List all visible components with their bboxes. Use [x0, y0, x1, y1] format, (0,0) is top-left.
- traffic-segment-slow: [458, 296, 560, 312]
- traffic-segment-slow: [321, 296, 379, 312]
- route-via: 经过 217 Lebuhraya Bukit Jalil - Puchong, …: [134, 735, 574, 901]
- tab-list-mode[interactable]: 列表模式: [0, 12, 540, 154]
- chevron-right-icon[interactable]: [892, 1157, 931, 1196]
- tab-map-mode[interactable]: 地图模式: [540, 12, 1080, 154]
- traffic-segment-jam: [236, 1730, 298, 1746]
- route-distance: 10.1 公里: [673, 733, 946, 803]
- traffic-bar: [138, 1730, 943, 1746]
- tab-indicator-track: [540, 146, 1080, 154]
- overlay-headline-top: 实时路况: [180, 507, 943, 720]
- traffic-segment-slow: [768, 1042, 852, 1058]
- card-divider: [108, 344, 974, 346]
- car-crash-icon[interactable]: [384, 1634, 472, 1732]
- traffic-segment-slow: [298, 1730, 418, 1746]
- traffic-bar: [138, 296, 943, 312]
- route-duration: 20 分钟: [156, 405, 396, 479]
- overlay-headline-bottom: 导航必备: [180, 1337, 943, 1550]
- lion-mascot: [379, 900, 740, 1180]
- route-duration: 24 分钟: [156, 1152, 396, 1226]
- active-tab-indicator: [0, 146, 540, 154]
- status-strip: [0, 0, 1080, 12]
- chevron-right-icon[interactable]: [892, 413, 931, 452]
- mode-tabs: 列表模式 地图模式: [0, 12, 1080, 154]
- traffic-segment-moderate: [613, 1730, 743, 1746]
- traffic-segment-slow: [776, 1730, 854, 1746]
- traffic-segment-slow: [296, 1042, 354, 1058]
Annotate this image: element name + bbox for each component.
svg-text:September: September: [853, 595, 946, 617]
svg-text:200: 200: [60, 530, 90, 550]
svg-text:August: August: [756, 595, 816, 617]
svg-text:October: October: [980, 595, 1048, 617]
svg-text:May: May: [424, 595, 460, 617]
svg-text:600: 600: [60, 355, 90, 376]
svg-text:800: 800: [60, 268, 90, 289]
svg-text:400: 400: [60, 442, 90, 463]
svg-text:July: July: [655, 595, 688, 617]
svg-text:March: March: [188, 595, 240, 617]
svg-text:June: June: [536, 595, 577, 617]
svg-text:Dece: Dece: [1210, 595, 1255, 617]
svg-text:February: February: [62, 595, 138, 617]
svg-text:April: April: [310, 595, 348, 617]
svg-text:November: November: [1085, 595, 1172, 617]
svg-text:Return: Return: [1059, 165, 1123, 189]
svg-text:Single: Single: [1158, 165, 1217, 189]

---+---

| Exercise description |
Reproduce every line of the material above word for word, in the same order and with nothing added or left out.

| Answer |
List all visible components with their bboxes. Use [x0, y0, x1, y1] format, (0,0) is top-left.
- traffic-segment-slow: [458, 296, 560, 312]
- traffic-segment-slow: [321, 296, 379, 312]
- route-via: 经过 217 Lebuhraya Bukit Jalil - Puchong, …: [134, 735, 574, 901]
- tab-list-mode[interactable]: 列表模式: [0, 12, 540, 154]
- chevron-right-icon[interactable]: [892, 1157, 931, 1196]
- tab-map-mode[interactable]: 地图模式: [540, 12, 1080, 154]
- traffic-segment-jam: [236, 1730, 298, 1746]
- route-distance: 10.1 公里: [673, 733, 946, 803]
- traffic-bar: [138, 1730, 943, 1746]
- tab-indicator-track: [540, 146, 1080, 154]
- overlay-headline-top: 实时路况: [180, 507, 943, 720]
- traffic-segment-slow: [768, 1042, 852, 1058]
- card-divider: [108, 344, 974, 346]
- car-crash-icon[interactable]: [384, 1634, 472, 1732]
- traffic-segment-slow: [298, 1730, 418, 1746]
- traffic-bar: [138, 296, 943, 312]
- route-duration: 20 分钟: [156, 405, 396, 479]
- overlay-headline-bottom: 导航必备: [180, 1337, 943, 1550]
- lion-mascot: [379, 900, 740, 1180]
- route-duration: 24 分钟: [156, 1152, 396, 1226]
- active-tab-indicator: [0, 146, 540, 154]
- status-strip: [0, 0, 1080, 12]
- chevron-right-icon[interactable]: [892, 413, 931, 452]
- mode-tabs: 列表模式 地图模式: [0, 12, 1080, 154]
- traffic-segment-moderate: [613, 1730, 743, 1746]
- traffic-segment-slow: [776, 1730, 854, 1746]
- traffic-segment-slow: [296, 1042, 354, 1058]
Annotate this image: element name + bbox for each component.
svg-text:September: September: [853, 595, 946, 617]
svg-text:200: 200: [60, 530, 90, 550]
svg-text:August: August: [756, 595, 816, 617]
svg-text:October: October: [980, 595, 1048, 617]
svg-text:May: May: [424, 595, 460, 617]
svg-text:600: 600: [60, 355, 90, 376]
svg-text:800: 800: [60, 268, 90, 289]
svg-text:400: 400: [60, 442, 90, 463]
svg-text:July: July: [655, 595, 688, 617]
svg-text:March: March: [188, 595, 240, 617]
svg-text:June: June: [536, 595, 577, 617]
svg-text:Dece: Dece: [1210, 595, 1255, 617]
svg-text:February: February: [62, 595, 138, 617]
svg-text:April: April: [310, 595, 348, 617]
svg-text:November: November: [1085, 595, 1172, 617]
svg-text:Return: Return: [1059, 165, 1123, 189]
svg-text:Single: Single: [1158, 165, 1217, 189]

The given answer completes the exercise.